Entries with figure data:

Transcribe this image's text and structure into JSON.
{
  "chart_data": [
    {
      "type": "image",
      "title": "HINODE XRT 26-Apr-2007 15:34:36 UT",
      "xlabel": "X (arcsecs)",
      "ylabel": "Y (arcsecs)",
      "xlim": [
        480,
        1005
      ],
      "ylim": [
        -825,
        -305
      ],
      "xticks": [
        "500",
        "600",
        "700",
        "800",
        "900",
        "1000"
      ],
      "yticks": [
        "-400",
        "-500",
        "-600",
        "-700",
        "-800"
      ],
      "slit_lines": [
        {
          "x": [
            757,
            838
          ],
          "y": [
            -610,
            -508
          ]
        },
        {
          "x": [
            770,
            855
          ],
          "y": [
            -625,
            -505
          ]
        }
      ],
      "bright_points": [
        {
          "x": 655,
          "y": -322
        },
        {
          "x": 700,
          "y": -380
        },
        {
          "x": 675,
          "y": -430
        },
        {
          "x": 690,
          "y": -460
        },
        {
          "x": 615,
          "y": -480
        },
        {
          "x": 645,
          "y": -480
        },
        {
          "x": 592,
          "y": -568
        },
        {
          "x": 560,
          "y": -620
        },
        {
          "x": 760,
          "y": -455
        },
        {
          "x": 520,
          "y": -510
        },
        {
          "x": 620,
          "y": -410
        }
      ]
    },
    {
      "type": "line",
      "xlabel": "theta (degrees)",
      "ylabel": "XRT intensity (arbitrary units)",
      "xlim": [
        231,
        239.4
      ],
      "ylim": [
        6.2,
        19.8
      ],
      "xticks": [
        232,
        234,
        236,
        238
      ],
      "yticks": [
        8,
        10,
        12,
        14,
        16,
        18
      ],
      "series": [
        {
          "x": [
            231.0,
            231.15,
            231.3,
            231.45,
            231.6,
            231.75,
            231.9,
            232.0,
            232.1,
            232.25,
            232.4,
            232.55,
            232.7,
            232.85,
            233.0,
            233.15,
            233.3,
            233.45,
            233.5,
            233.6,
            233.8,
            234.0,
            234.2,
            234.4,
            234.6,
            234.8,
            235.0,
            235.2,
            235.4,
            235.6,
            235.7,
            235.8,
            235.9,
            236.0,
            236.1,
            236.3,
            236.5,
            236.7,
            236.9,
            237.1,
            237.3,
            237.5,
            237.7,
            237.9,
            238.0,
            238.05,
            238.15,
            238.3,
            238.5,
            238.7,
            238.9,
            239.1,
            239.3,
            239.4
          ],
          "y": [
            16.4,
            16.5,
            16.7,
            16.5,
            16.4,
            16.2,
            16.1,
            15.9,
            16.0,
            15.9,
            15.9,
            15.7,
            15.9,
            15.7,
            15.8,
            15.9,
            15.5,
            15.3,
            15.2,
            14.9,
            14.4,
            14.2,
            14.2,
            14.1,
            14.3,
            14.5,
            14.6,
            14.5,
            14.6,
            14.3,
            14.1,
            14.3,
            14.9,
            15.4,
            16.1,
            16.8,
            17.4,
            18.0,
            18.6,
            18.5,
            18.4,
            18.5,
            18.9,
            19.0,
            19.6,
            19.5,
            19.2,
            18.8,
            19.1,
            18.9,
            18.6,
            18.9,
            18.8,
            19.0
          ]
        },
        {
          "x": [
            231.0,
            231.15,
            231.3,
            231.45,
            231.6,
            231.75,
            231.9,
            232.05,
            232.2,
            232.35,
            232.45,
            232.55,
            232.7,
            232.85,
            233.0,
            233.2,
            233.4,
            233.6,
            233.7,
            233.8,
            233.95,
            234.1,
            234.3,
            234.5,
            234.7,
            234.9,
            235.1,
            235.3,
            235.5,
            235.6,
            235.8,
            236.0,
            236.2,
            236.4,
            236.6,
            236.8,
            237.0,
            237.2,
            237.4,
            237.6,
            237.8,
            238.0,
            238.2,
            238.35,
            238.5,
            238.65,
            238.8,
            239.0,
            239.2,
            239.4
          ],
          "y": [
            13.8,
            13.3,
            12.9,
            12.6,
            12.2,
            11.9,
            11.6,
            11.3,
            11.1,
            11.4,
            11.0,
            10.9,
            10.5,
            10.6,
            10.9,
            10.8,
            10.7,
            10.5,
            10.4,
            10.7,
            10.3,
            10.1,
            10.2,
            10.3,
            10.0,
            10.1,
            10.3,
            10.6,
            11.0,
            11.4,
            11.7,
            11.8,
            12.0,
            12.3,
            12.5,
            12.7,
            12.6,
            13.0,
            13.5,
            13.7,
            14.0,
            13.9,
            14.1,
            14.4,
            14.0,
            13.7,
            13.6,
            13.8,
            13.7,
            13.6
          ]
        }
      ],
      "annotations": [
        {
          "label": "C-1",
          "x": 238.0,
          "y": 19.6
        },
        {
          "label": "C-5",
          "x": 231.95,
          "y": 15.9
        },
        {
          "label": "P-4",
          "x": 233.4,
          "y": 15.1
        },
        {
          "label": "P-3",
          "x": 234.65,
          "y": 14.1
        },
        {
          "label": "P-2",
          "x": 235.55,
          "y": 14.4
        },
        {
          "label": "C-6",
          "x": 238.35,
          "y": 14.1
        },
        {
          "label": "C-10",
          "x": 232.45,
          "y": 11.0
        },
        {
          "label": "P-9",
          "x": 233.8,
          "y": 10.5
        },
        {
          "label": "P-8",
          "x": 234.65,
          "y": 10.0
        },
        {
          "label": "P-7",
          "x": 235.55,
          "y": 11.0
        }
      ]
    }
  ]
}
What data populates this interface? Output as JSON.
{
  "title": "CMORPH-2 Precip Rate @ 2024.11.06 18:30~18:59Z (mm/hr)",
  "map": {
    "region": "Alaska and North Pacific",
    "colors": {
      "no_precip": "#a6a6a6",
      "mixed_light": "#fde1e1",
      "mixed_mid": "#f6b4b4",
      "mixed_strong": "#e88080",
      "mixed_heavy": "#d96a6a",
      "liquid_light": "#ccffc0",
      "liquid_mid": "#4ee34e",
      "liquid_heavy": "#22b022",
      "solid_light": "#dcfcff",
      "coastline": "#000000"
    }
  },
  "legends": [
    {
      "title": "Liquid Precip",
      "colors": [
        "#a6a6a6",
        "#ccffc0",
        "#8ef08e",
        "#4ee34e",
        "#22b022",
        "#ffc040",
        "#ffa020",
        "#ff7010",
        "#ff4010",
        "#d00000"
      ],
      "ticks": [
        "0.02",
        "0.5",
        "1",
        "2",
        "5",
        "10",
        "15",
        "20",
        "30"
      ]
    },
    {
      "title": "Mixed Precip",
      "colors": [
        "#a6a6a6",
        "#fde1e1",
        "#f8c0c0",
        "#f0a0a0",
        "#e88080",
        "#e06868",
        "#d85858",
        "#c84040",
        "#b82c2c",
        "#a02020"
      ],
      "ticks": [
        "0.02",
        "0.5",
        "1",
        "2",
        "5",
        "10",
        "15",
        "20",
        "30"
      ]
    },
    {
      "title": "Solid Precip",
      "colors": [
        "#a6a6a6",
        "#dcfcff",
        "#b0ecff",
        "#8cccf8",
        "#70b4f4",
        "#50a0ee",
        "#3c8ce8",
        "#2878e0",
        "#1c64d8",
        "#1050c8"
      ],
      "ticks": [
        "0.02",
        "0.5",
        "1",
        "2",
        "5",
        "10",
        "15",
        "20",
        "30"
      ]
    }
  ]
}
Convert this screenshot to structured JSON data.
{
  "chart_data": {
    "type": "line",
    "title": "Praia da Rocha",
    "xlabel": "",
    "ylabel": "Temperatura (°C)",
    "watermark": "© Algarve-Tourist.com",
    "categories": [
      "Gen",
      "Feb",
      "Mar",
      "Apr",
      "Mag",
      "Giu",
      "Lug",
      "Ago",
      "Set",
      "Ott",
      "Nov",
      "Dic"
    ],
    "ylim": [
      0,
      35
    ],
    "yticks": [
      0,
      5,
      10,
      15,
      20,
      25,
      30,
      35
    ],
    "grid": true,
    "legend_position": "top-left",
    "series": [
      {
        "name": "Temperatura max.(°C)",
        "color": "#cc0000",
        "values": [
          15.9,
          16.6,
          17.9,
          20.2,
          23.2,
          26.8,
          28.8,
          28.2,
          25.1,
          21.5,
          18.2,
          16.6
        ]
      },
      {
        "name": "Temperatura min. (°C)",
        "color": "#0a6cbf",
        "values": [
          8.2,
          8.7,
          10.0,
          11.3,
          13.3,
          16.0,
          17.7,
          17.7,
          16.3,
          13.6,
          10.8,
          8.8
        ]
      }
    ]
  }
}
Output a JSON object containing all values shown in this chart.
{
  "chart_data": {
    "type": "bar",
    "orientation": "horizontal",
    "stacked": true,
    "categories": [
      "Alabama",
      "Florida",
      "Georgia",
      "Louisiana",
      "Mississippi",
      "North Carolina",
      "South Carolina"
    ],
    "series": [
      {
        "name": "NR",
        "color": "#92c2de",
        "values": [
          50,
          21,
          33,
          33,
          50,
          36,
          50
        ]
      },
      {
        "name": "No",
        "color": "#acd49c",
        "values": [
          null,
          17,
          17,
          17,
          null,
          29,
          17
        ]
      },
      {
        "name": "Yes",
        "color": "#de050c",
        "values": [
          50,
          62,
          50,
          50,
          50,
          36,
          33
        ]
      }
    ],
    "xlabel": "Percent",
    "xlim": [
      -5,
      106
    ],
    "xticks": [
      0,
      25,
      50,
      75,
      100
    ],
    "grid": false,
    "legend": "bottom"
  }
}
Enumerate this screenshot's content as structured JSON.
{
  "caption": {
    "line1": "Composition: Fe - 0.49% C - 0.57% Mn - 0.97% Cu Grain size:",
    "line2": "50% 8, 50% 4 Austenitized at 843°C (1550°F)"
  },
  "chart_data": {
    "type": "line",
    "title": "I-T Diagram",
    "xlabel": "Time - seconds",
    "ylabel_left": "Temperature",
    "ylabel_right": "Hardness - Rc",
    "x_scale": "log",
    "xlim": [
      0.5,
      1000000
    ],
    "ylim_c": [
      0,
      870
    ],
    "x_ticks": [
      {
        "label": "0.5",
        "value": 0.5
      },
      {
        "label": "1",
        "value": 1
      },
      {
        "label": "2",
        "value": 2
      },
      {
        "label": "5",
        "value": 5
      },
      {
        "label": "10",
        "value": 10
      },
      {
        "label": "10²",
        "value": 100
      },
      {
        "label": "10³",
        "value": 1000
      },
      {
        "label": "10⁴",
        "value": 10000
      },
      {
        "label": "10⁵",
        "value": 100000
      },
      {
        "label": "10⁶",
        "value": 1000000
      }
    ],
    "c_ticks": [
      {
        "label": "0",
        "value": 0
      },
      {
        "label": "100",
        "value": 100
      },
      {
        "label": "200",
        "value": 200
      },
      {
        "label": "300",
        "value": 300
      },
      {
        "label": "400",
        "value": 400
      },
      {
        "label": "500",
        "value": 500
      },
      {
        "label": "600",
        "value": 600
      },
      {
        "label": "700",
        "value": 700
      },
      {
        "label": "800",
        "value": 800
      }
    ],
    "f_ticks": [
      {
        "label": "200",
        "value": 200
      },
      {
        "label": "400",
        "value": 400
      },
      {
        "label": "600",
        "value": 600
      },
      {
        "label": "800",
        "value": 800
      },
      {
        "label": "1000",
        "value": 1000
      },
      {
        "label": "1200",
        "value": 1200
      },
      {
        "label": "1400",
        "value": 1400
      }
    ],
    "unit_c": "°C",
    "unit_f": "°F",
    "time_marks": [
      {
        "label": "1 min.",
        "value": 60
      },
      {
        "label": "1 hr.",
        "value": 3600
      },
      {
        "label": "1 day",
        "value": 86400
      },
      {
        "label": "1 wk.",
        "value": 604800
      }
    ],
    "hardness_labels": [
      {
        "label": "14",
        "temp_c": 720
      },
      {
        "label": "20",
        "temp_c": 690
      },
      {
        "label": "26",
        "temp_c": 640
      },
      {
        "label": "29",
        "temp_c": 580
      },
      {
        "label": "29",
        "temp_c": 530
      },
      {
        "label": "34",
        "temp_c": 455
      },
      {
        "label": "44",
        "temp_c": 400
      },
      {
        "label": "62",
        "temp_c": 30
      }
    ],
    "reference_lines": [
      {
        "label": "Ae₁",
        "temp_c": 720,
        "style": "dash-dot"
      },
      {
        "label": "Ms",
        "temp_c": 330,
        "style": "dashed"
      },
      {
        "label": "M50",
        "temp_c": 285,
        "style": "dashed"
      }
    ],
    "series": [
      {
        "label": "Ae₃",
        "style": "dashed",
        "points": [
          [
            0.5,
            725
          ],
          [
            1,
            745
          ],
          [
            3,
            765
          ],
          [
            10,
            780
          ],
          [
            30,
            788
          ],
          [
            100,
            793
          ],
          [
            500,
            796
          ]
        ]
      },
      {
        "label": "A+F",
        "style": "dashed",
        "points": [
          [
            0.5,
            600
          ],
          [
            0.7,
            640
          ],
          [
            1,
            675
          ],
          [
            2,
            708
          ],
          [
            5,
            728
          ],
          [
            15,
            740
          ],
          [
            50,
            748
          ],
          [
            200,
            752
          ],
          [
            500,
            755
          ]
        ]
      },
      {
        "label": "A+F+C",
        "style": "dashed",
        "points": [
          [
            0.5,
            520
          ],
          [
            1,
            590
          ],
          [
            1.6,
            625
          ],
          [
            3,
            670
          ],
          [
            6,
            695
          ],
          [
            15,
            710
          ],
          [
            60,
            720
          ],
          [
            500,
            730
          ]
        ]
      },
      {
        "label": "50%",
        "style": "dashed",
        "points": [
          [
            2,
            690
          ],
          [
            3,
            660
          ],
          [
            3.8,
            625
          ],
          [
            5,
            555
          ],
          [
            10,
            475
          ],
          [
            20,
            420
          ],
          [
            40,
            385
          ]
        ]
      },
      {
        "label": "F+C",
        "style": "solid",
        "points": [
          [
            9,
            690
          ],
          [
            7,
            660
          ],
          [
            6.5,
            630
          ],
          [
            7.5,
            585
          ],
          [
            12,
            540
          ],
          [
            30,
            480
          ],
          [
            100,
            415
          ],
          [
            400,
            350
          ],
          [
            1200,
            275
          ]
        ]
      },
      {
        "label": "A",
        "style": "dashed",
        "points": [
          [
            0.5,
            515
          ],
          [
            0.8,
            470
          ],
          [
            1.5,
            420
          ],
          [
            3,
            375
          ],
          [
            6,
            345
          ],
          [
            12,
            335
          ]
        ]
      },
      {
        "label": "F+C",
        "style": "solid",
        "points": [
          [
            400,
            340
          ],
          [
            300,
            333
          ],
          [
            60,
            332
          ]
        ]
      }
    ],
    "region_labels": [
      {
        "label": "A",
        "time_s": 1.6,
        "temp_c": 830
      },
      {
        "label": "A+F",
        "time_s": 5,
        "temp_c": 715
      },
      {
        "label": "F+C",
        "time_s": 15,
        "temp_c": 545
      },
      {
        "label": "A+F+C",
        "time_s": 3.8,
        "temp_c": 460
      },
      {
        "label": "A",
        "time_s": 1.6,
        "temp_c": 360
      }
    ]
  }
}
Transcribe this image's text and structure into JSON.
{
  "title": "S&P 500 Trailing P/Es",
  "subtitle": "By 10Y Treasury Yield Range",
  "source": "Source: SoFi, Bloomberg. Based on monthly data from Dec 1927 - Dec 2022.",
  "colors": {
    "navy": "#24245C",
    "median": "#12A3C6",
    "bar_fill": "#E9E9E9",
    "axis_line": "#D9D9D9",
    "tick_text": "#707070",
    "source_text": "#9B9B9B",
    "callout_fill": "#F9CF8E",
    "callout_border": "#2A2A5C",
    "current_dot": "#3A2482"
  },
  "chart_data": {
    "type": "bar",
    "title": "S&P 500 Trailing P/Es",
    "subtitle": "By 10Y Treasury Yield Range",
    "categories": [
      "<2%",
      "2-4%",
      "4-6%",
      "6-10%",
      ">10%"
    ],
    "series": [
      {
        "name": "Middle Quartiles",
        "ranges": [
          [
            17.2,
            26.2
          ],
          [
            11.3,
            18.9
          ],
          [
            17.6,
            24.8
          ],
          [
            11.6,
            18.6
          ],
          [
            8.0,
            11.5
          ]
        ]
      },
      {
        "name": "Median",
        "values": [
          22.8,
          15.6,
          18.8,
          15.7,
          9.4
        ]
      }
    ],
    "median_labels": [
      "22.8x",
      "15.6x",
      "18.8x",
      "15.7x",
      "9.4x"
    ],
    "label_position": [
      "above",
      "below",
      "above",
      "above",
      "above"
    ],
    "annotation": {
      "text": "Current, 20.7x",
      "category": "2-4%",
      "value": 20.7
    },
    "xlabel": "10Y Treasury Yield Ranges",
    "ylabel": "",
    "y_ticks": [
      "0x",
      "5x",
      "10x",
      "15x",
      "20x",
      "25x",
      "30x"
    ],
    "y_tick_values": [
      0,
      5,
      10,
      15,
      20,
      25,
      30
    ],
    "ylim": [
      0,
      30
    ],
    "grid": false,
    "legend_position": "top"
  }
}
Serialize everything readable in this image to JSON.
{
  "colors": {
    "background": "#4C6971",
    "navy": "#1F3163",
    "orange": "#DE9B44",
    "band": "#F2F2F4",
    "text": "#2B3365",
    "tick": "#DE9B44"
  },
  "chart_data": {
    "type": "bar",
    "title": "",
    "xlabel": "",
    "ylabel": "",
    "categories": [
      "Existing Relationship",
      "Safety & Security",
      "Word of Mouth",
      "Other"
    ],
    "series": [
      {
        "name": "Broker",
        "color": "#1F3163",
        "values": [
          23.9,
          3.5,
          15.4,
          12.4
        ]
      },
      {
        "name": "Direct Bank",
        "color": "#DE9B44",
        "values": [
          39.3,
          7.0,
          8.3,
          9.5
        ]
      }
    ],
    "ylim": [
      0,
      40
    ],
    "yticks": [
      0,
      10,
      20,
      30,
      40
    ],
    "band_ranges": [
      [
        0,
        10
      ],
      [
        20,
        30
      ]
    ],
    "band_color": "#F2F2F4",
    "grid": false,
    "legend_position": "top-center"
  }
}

## Set task
Using the listing above, gather each line that holds the string "North" and copy it.

## Result
    "region": "Alaska and North Pacific",
      "North Carolina",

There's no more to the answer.